## OBJECTIVE:
Give every entry again, unchanged, and leave its images out.

--- Start of DATA SHOWN ---

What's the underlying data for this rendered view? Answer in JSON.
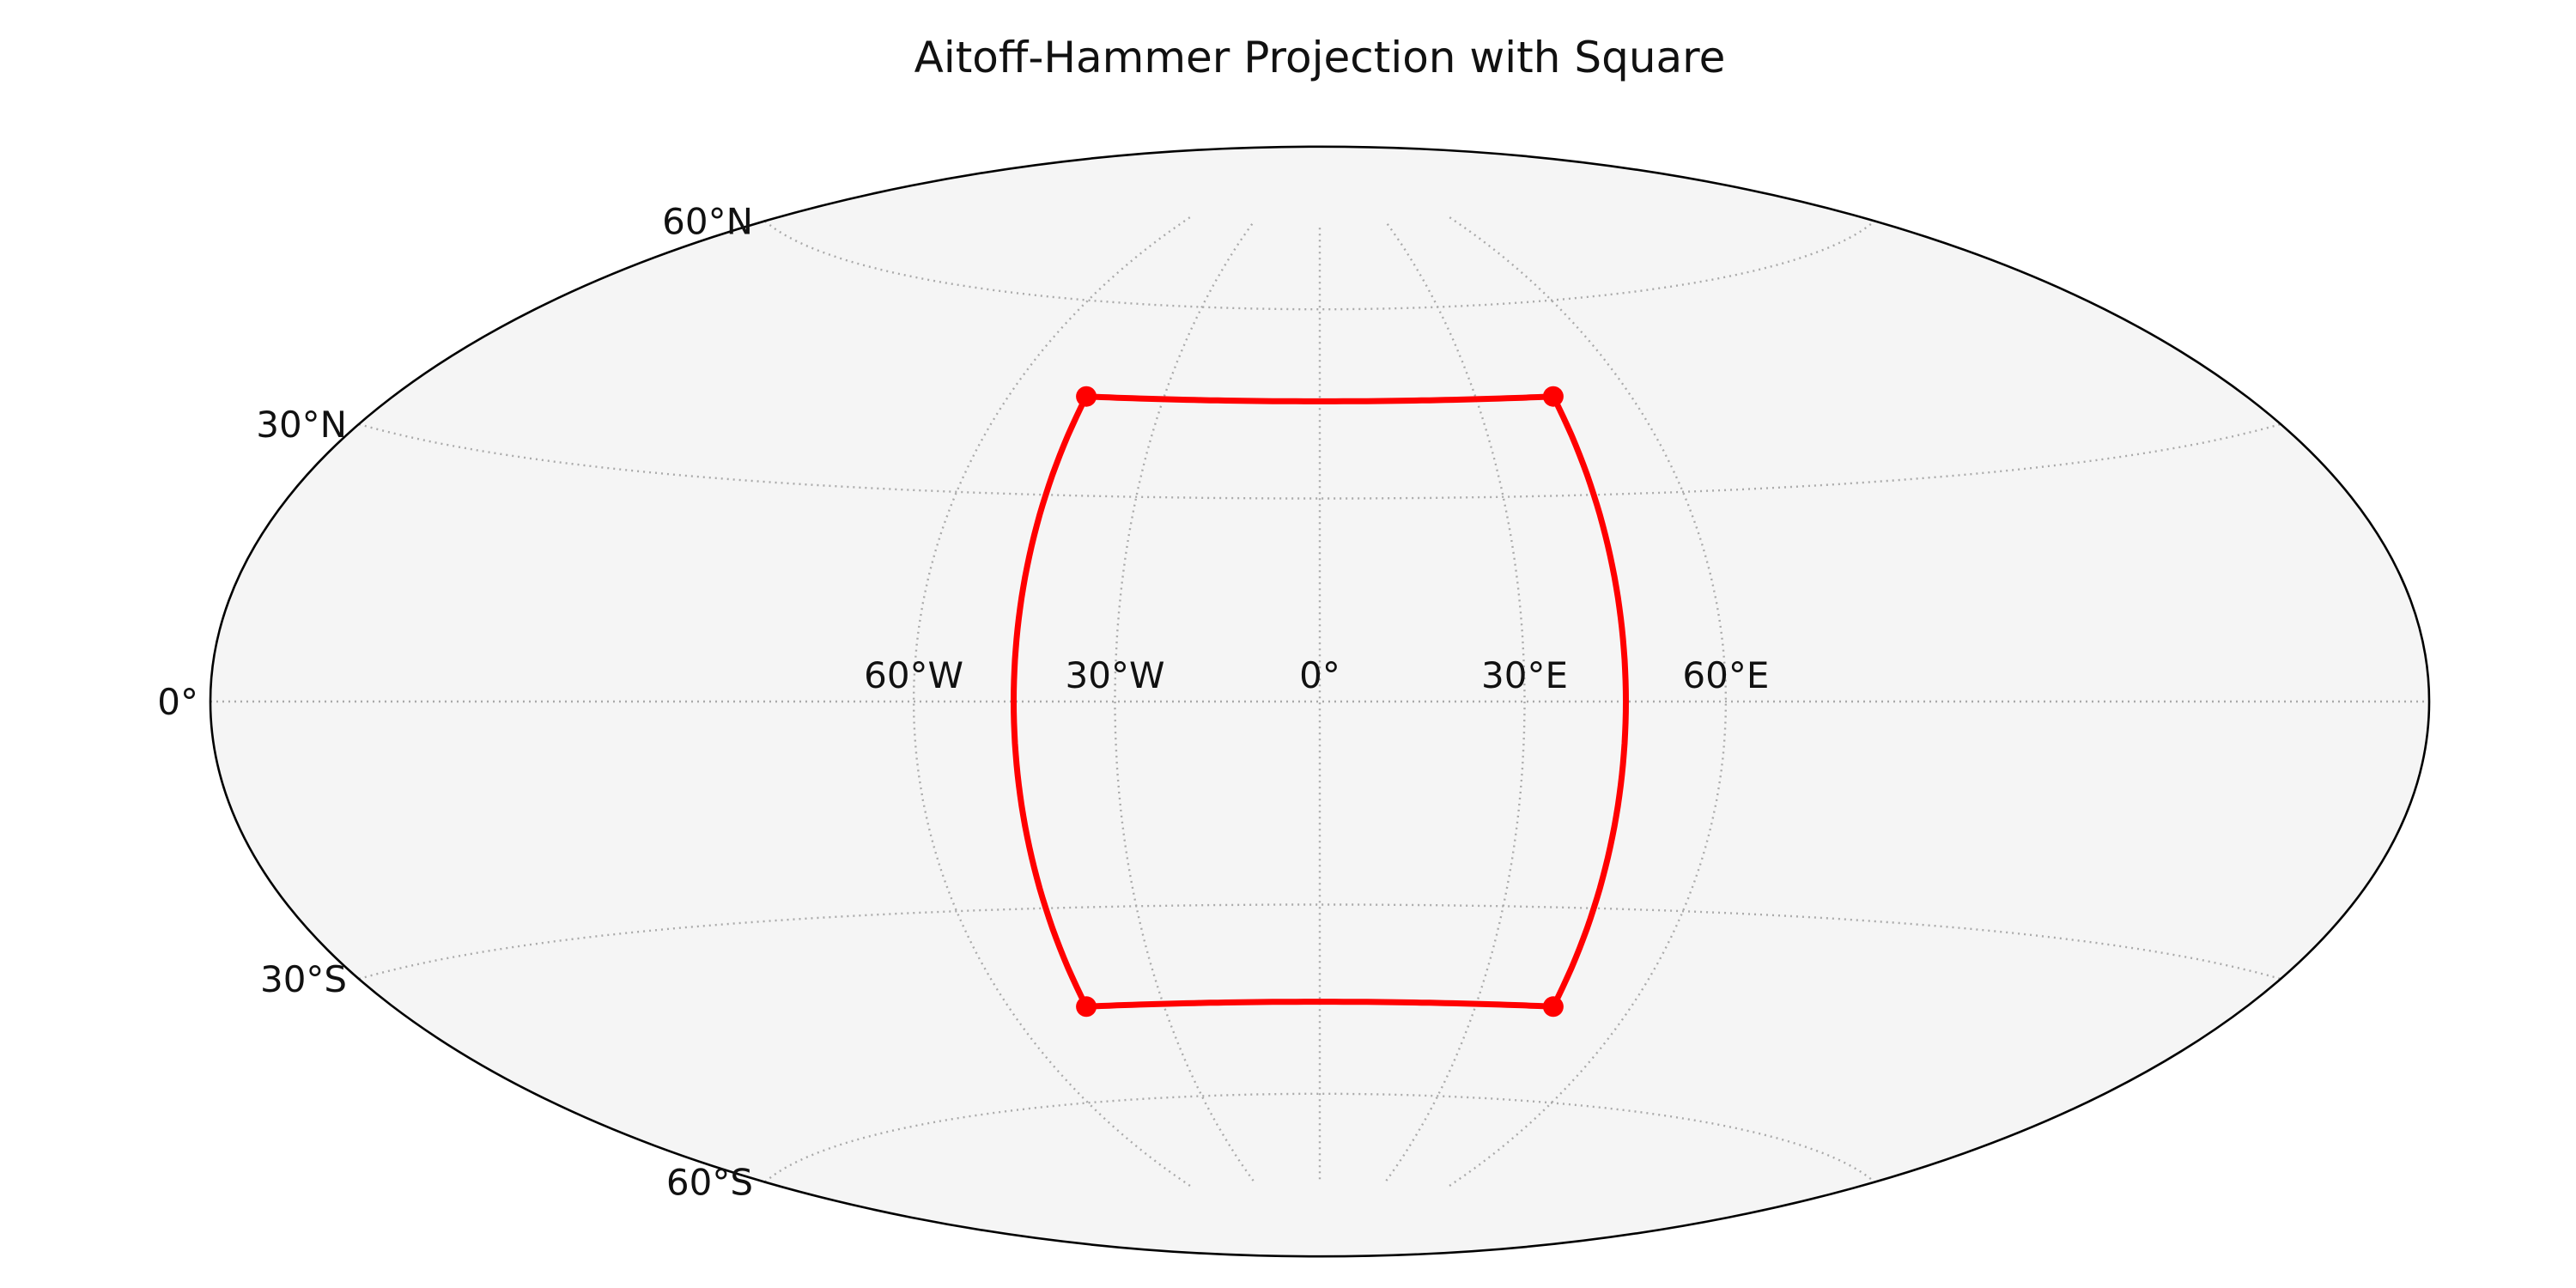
{
  "chart_data": {
    "type": "line",
    "projection": "hammer",
    "title": "Aitoff-Hammer Projection with Square",
    "xlabel": "",
    "ylabel": "",
    "xlim": [
      -180,
      180
    ],
    "ylim": [
      -90,
      90
    ],
    "grid": true,
    "longitude_gridlines": [
      -60,
      -30,
      0,
      30,
      60
    ],
    "latitude_gridlines": [
      -60,
      -30,
      0,
      30,
      60
    ],
    "longitude_tick_labels": [
      "60°W",
      "30°W",
      "0°",
      "30°E",
      "60°E"
    ],
    "latitude_tick_labels": [
      "60°S",
      "30°S",
      "0°",
      "30°N",
      "60°N"
    ],
    "series": [
      {
        "color": "#ff0000",
        "marker": "circle",
        "x": [
          -45,
          45,
          45,
          -45,
          -45
        ],
        "y": [
          45,
          45,
          -45,
          -45,
          45
        ]
      }
    ],
    "colors": {
      "background": "#f5f5f5",
      "frame": "#000000",
      "grid": "#aaaaaa",
      "series": "#ff0000"
    }
  }
}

--- End of DATA SHOWN ---

## OUTPUT OF THE TASK:
What's the underlying data for this rendered view? Answer in JSON.
{
  "chart_data": {
    "type": "line",
    "projection": "hammer",
    "title": "Aitoff-Hammer Projection with Square",
    "xlabel": "",
    "ylabel": "",
    "xlim": [
      -180,
      180
    ],
    "ylim": [
      -90,
      90
    ],
    "grid": true,
    "longitude_gridlines": [
      -60,
      -30,
      0,
      30,
      60
    ],
    "latitude_gridlines": [
      -60,
      -30,
      0,
      30,
      60
    ],
    "longitude_tick_labels": [
      "60°W",
      "30°W",
      "0°",
      "30°E",
      "60°E"
    ],
    "latitude_tick_labels": [
      "60°S",
      "30°S",
      "0°",
      "30°N",
      "60°N"
    ],
    "series": [
      {
        "color": "#ff0000",
        "marker": "circle",
        "x": [
          -45,
          45,
          45,
          -45,
          -45
        ],
        "y": [
          45,
          45,
          -45,
          -45,
          45
        ]
      }
    ],
    "colors": {
      "background": "#f5f5f5",
      "frame": "#000000",
      "grid": "#aaaaaa",
      "series": "#ff0000"
    }
  }
}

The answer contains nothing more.